• **DATA SECTION**
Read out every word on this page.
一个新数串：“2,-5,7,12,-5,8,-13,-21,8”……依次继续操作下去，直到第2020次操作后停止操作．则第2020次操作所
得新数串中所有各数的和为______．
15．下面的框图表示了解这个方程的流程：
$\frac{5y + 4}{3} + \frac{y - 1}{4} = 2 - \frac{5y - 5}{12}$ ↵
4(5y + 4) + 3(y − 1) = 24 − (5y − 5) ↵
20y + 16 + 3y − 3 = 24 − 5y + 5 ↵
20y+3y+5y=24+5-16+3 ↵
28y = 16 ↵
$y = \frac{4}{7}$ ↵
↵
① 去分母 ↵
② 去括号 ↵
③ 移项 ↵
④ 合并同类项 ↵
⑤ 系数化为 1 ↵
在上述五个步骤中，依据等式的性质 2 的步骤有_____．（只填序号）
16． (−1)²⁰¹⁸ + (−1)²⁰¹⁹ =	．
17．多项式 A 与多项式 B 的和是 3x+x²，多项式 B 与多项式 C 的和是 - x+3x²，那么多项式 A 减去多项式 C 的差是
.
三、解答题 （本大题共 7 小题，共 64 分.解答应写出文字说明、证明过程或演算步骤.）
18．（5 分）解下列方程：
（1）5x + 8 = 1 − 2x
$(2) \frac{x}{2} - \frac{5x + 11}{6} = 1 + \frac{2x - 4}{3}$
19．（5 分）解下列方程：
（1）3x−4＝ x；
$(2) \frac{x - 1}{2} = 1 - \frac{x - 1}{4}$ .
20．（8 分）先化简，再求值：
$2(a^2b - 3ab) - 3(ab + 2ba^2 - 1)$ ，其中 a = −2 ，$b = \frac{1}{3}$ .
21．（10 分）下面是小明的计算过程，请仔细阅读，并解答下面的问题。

• **SHORT PROBLEM**
Retype the listing above in full, with no alterations.

• **WORKED ANSWER**
Read out every word on this page.
一个新数串：“2,-5,7,12,-5,8,-13,-21,8”……依次继续操作下去，直到第2020次操作后停止操作．则第2020次操作所
得新数串中所有各数的和为______．
15．下面的框图表示了解这个方程的流程：
$\frac{5y + 4}{3} + \frac{y - 1}{4} = 2 - \frac{5y - 5}{12}$ ↵
4(5y + 4) + 3(y − 1) = 24 − (5y − 5) ↵
20y + 16 + 3y − 3 = 24 − 5y + 5 ↵
20y+3y+5y=24+5-16+3 ↵
28y = 16 ↵
$y = \frac{4}{7}$ ↵
↵
① 去分母 ↵
② 去括号 ↵
③ 移项 ↵
④ 合并同类项 ↵
⑤ 系数化为 1 ↵
在上述五个步骤中，依据等式的性质 2 的步骤有_____．（只填序号）
16． (−1)²⁰¹⁸ + (−1)²⁰¹⁹ =	．
17．多项式 A 与多项式 B 的和是 3x+x²，多项式 B 与多项式 C 的和是 - x+3x²，那么多项式 A 减去多项式 C 的差是
.
三、解答题 （本大题共 7 小题，共 64 分.解答应写出文字说明、证明过程或演算步骤.）
18．（5 分）解下列方程：
（1）5x + 8 = 1 − 2x
$(2) \frac{x}{2} - \frac{5x + 11}{6} = 1 + \frac{2x - 4}{3}$
19．（5 分）解下列方程：
（1）3x−4＝ x；
$(2) \frac{x - 1}{2} = 1 - \frac{x - 1}{4}$ .
20．（8 分）先化简，再求值：
$2(a^2b - 3ab) - 3(ab + 2ba^2 - 1)$ ，其中 a = −2 ，$b = \frac{1}{3}$ .
21．（10 分）下面是小明的计算过程，请仔细阅读，并解答下面的问题。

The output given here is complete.